:: OBJECTIVE ::
In the records below, find each line with the word "title" and copy it.

------------------------

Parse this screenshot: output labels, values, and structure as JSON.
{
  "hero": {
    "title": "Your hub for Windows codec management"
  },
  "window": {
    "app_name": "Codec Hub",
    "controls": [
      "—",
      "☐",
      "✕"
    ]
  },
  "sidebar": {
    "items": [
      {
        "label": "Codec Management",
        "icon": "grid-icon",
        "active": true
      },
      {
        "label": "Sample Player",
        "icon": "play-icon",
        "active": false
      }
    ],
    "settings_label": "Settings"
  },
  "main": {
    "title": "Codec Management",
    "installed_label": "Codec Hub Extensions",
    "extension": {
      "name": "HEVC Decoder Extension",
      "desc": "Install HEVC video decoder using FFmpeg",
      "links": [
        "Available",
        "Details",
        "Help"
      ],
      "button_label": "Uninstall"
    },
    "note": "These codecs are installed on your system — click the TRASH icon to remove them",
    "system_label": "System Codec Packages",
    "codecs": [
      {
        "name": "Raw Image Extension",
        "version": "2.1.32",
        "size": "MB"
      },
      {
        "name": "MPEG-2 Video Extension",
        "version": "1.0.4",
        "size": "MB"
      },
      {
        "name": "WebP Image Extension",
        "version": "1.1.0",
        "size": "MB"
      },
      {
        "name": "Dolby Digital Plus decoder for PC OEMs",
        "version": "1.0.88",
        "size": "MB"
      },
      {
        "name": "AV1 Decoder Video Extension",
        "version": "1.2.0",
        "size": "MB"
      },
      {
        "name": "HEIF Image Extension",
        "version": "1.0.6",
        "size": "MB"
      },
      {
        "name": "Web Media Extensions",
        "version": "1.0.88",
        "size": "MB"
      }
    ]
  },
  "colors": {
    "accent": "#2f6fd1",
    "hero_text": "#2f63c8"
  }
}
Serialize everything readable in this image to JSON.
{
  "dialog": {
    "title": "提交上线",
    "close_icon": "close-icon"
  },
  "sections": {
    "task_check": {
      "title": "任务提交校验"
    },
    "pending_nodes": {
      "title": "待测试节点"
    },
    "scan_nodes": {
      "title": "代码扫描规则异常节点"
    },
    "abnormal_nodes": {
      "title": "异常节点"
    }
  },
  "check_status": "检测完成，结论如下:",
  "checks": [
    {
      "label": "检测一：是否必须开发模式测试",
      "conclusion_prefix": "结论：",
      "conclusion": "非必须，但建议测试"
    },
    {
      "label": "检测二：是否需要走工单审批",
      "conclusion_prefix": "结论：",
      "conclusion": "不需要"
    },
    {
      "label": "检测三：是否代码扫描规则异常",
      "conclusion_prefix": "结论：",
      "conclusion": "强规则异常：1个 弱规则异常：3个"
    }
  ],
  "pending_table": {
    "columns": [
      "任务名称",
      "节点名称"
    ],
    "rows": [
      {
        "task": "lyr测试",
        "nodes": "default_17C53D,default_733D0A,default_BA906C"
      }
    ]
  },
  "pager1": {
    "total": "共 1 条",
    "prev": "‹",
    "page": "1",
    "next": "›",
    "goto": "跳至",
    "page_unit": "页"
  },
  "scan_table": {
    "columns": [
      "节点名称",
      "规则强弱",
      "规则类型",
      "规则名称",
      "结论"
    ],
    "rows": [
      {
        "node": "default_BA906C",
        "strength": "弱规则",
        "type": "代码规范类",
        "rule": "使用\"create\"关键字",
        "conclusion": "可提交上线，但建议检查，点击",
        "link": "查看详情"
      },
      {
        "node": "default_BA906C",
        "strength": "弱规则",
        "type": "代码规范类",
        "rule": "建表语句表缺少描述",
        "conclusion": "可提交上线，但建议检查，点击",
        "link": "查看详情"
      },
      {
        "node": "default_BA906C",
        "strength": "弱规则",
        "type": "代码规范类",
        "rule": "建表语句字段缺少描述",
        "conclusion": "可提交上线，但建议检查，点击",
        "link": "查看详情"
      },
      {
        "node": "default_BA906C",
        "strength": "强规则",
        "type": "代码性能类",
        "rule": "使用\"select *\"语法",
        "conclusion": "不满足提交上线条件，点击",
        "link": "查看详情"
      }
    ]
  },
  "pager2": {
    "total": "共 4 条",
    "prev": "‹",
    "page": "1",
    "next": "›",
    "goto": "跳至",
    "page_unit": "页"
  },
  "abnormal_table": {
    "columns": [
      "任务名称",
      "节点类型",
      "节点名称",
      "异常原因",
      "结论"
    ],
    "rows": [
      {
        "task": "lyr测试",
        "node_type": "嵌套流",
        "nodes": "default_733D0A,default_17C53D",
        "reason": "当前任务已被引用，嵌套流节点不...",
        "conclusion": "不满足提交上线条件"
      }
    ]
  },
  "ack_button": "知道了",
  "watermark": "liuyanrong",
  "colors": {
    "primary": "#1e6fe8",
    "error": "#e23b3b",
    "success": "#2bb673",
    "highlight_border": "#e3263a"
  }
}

------------------------

:: TASK SOLUTION ::
    "title": "Your hub for Windows codec management"
    "title": "Codec Management",
    "title": "提交上线",
      "title": "任务提交校验"
      "title": "待测试节点"
      "title": "代码扫描规则异常节点"
      "title": "异常节点"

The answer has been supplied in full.